Raw records:

---

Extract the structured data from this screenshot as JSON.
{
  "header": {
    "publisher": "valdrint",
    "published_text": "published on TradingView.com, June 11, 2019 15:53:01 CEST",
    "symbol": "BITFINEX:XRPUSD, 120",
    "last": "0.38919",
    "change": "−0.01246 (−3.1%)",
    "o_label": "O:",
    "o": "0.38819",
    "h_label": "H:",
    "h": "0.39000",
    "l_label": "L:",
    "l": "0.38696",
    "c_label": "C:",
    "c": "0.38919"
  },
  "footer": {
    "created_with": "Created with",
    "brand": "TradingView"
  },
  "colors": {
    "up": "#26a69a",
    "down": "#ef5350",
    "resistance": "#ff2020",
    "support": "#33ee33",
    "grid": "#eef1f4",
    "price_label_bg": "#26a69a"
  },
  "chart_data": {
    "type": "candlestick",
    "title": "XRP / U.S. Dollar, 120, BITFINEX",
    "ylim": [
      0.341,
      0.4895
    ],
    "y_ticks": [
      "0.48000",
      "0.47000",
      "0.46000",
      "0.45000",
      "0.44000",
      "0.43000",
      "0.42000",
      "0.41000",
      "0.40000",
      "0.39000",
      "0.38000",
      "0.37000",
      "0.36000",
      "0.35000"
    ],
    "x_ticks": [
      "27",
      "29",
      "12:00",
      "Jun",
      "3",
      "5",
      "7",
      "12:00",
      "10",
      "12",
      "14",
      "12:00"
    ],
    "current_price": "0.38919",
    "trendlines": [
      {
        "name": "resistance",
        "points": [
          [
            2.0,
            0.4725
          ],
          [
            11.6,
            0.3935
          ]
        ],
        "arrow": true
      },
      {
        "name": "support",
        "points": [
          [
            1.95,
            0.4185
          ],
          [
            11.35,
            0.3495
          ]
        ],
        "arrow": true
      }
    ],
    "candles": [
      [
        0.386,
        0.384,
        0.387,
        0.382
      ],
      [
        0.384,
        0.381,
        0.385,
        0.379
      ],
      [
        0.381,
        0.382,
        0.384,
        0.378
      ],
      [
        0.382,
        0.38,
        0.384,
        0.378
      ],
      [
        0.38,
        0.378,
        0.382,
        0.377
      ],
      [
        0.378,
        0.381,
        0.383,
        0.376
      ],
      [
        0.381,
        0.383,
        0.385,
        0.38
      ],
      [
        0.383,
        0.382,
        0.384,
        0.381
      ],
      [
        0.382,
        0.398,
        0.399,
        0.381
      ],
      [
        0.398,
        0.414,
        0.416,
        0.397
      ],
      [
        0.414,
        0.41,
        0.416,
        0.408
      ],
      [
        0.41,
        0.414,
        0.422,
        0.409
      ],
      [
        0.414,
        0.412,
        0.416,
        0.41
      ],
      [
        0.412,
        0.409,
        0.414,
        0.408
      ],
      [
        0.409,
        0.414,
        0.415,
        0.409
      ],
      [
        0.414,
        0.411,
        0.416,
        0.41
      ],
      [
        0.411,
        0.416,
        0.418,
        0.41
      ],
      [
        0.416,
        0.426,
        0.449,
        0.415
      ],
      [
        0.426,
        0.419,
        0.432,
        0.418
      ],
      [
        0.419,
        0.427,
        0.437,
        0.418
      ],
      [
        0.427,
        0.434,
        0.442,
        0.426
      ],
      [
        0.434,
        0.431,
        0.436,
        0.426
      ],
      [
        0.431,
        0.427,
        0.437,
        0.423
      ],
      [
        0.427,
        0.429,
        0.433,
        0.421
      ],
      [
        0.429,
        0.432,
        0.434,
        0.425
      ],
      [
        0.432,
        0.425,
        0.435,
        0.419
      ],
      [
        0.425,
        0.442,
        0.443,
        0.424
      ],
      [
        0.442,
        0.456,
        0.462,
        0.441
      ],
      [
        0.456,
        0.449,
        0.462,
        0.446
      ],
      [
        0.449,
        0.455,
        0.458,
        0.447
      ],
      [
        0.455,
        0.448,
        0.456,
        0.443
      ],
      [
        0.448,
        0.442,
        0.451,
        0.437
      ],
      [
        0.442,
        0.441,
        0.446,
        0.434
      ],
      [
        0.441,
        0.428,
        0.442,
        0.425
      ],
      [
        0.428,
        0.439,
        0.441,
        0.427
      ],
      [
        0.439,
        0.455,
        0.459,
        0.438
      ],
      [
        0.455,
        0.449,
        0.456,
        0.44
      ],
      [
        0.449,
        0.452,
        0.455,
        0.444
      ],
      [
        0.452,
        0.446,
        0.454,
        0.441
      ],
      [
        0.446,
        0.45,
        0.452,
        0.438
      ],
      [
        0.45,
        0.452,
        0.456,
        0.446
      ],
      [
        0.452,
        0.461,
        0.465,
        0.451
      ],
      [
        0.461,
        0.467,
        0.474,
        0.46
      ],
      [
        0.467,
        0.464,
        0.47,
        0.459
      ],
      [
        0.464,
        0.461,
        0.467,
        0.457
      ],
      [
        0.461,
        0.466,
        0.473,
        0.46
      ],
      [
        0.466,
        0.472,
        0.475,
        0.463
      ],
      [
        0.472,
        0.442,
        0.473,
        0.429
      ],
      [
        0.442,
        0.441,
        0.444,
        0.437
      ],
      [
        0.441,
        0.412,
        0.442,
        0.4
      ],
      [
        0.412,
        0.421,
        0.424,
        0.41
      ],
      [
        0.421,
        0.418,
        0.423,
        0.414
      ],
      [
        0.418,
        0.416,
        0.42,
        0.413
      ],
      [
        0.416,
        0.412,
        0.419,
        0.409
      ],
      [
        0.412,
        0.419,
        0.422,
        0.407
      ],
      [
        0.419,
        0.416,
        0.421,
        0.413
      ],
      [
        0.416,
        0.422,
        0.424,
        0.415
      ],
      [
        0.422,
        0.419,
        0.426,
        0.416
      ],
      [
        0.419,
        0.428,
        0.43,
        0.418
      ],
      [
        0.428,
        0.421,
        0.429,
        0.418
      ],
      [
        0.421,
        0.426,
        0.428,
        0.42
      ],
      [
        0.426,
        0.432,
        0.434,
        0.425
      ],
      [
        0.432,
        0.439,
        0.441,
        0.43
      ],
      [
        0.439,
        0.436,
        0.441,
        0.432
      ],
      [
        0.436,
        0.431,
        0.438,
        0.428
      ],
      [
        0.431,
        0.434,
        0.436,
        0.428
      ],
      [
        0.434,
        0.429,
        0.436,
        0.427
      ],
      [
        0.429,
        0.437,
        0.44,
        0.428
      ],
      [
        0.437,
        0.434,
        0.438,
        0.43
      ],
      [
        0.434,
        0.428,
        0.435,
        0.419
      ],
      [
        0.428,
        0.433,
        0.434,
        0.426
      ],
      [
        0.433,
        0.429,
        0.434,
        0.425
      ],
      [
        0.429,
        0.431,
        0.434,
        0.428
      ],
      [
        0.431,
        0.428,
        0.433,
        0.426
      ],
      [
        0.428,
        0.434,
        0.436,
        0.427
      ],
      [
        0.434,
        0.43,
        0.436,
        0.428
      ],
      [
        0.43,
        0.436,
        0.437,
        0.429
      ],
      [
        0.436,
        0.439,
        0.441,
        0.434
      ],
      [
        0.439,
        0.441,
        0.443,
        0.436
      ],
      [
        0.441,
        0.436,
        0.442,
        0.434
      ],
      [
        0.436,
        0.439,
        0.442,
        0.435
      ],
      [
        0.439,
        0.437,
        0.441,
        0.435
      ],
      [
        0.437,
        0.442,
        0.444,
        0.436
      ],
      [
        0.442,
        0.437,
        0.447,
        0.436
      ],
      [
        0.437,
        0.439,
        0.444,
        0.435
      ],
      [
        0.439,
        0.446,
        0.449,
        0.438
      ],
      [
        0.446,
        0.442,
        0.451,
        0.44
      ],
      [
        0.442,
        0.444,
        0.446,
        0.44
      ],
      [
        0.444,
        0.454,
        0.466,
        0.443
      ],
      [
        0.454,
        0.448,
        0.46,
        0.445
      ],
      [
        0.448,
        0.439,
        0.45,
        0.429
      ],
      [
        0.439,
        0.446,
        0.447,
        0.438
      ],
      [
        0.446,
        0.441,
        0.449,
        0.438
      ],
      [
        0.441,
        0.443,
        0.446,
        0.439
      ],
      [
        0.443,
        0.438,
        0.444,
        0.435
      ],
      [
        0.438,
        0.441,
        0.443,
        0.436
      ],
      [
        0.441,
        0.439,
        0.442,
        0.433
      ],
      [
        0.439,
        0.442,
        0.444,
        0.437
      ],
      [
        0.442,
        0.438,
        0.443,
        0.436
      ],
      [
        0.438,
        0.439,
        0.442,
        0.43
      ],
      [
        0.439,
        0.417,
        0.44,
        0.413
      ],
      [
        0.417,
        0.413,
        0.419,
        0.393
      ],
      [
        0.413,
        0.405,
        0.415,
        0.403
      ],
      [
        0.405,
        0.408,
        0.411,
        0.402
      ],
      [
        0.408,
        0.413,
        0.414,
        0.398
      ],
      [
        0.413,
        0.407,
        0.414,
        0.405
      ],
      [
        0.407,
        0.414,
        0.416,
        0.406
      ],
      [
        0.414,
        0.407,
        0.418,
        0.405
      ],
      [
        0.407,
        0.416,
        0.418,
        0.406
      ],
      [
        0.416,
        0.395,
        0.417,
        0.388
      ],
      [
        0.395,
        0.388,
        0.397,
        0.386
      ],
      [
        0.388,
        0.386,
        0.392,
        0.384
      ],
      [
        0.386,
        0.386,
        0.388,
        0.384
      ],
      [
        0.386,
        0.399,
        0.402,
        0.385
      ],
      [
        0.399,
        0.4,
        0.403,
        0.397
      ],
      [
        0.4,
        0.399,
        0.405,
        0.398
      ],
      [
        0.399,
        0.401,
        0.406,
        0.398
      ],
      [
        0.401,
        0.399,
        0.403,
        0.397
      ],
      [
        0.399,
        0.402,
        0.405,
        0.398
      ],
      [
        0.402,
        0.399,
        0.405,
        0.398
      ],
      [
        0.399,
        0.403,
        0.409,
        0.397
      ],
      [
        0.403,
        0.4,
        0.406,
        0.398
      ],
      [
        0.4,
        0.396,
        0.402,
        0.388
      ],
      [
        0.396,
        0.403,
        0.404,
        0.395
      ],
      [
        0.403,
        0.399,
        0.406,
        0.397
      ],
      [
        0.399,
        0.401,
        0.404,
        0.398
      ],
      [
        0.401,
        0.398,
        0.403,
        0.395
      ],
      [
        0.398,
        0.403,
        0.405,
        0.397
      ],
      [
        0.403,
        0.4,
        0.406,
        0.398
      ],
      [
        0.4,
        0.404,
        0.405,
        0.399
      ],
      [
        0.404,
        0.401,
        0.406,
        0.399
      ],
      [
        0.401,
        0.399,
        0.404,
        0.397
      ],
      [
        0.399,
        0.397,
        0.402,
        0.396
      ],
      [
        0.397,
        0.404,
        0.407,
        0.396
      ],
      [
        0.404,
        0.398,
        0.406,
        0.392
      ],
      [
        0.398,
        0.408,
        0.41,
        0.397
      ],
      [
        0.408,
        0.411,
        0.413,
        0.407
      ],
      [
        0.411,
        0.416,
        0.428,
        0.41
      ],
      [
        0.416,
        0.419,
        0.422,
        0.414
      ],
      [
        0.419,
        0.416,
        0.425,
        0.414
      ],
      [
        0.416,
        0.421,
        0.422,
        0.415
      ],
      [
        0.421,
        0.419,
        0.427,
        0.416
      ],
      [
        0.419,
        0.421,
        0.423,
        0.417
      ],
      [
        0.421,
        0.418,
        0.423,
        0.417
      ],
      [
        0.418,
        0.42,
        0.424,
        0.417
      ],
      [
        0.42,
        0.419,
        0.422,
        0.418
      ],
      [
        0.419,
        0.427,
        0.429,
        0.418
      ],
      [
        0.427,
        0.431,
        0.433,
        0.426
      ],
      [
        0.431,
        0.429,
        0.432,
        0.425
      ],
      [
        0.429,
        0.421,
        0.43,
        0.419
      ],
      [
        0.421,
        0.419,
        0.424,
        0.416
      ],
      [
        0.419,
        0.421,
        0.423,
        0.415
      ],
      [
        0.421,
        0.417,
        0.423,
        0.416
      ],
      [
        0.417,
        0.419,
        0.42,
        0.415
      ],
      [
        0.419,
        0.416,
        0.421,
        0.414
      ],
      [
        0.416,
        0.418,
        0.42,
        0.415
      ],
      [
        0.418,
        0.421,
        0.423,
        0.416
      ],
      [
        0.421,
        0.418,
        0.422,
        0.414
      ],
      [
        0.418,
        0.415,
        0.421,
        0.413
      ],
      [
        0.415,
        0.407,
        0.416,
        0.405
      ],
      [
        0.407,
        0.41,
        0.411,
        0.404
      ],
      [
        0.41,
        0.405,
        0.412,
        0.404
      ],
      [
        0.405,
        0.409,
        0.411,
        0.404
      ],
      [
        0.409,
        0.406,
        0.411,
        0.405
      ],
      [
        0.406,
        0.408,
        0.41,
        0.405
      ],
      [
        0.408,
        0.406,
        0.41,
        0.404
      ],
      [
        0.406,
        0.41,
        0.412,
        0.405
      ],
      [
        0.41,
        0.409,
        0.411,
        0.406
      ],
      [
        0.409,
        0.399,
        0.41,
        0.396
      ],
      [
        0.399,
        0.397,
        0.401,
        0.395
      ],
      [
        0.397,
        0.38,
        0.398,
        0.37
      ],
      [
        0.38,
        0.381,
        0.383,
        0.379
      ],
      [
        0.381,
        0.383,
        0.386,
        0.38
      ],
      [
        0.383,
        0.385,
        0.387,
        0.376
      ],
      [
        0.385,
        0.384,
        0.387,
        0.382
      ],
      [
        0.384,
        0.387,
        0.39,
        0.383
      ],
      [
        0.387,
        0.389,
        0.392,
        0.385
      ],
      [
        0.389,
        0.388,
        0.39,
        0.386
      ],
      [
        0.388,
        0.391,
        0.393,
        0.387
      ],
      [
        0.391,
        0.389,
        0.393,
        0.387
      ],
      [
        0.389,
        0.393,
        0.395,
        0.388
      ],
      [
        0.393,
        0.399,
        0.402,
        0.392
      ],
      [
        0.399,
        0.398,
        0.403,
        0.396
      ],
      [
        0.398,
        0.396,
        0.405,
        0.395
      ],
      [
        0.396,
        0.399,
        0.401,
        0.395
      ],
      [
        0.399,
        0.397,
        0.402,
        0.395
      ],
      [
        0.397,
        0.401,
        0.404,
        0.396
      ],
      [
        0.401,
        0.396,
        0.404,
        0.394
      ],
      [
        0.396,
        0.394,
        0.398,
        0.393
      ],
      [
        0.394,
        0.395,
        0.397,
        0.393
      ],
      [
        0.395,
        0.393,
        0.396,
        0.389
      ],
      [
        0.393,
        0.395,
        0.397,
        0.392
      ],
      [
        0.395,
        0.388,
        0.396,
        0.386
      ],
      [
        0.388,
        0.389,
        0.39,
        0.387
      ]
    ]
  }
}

---

Request:
In the records above, locate every line with the string "BITFINEX" and copy it.

Completed exercise:
    "symbol": "BITFINEX:XRPUSD, 120",
    "title": "XRP / U.S. Dollar, 120, BITFINEX",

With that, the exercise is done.